*Exercise directions*
Using the records that follow, copy every line containing the word "болѣе".

*Data records*

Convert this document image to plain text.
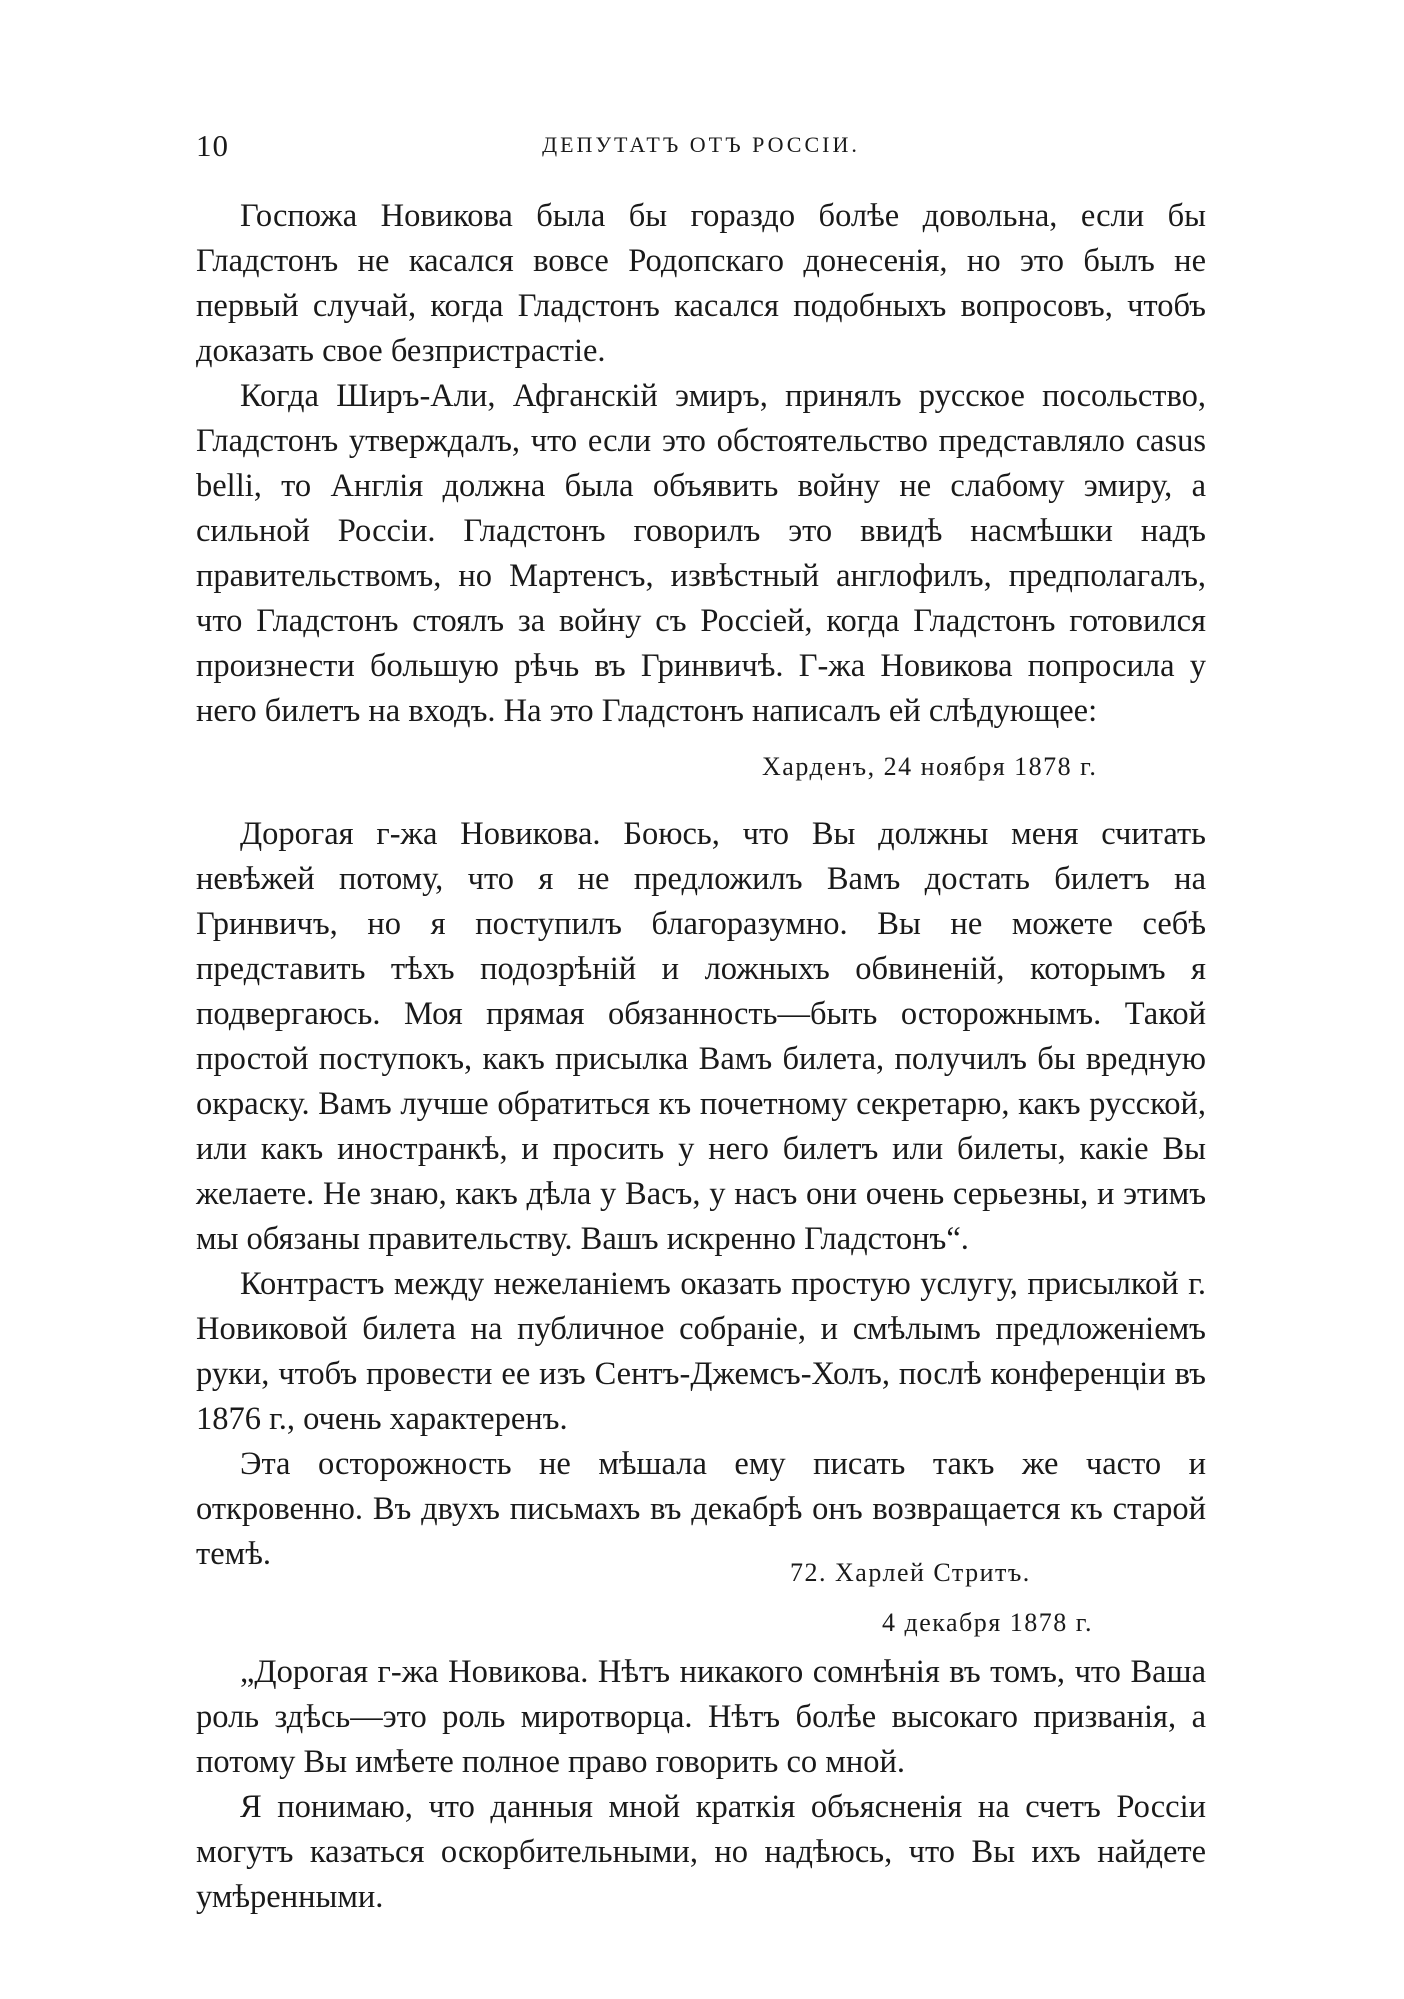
10	ДЕПУТАТЪ ОТЪ РОССІИ.

Госпожа Новикова была бы гораздо болѣе довольна, если бы Гладстонъ не касался вовсе Родопскаго донесенія, но это былъ не первый случай, когда Гладстонъ касался подобныхъ вопросовъ, чтобъ доказать свое безпристрастіе.

Когда Ширъ-Али, Афганскій эмиръ, принялъ русское посольство, Гладстонъ утверждалъ, что если это обстоятельство представляло casus belli, то Англія должна была объявить войну не слабому эмиру, а сильной Россіи. Гладстонъ говорилъ это ввидѣ насмѣшки надъ правительствомъ, но Мартенсъ, извѣстный англофилъ, предполагалъ, что Гладстонъ стоялъ за войну съ Россіей, когда Гладстонъ готовился произнести большую рѣчь въ Гринвичѣ. Г-жа Новикова попросила у него билетъ на входъ. На это Гладстонъ написалъ ей слѣдующее:

Харденъ, 24 ноября 1878 г.

Дорогая г-жа Новикова. Боюсь, что Вы должны меня считать невѣжей потому, что я не предложилъ Вамъ достать билетъ на Гринвичъ, но я поступилъ благоразумно. Вы не можете себѣ представить тѣхъ подозрѣній и ложныхъ обвиненій, которымъ я подвергаюсь. Моя прямая обязанность—быть осторожнымъ. Такой простой поступокъ, какъ присылка Вамъ билета, получилъ бы вредную окраску. Вамъ лучше обратиться къ почетному секретарю, какъ русской, или какъ иностранкѣ, и просить у него билетъ или билеты, какіе Вы желаете. Не знаю, какъ дѣла у Васъ, у насъ они очень серьезны, и этимъ мы обязаны правительству. Вашъ искренно Гладстонъ“.

Контрастъ между нежеланіемъ оказать простую услугу, присылкой г. Новиковой билета на публичное собраніе, и смѣлымъ предложеніемъ руки, чтобъ провести ее изъ Сентъ-Джемсъ-Холъ, послѣ конференціи въ 1876 г., очень характеренъ.

Эта осторожность не мѣшала ему писать такъ же часто и откровенно. Въ двухъ письмахъ въ декабрѣ онъ возвращается къ старой темѣ.

72. Харлей Стритъ.
4 декабря 1878 г.

„Дорогая г-жа Новикова. Нѣтъ никакого сомнѣнія въ томъ, что Ваша роль здѣсь—это роль миротворца. Нѣтъ болѣе высокаго призванія, а потому Вы имѣете полное право говорить со мной.

Я понимаю, что данныя мной краткія объясненія на счетъ Россіи могутъ казаться оскорбительными, но надѣюсь, что Вы ихъ найдете умѣренными.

*Output below*
Госпожа Новикова была бы гораздо болѣе довольна, если бы Гладстонъ не касался вовсе Родопскаго донесенія, но это былъ не первый случай, когда Гладстонъ касался подобныхъ вопросовъ, чтобъ доказать свое безпристрастіе.
„Дорогая г-жа Новикова. Нѣтъ никакого сомнѣнія въ томъ, что Ваша роль здѣсь—это роль миротворца. Нѣтъ болѣе высокаго призванія, а потому Вы имѣете полное право говорить со мной.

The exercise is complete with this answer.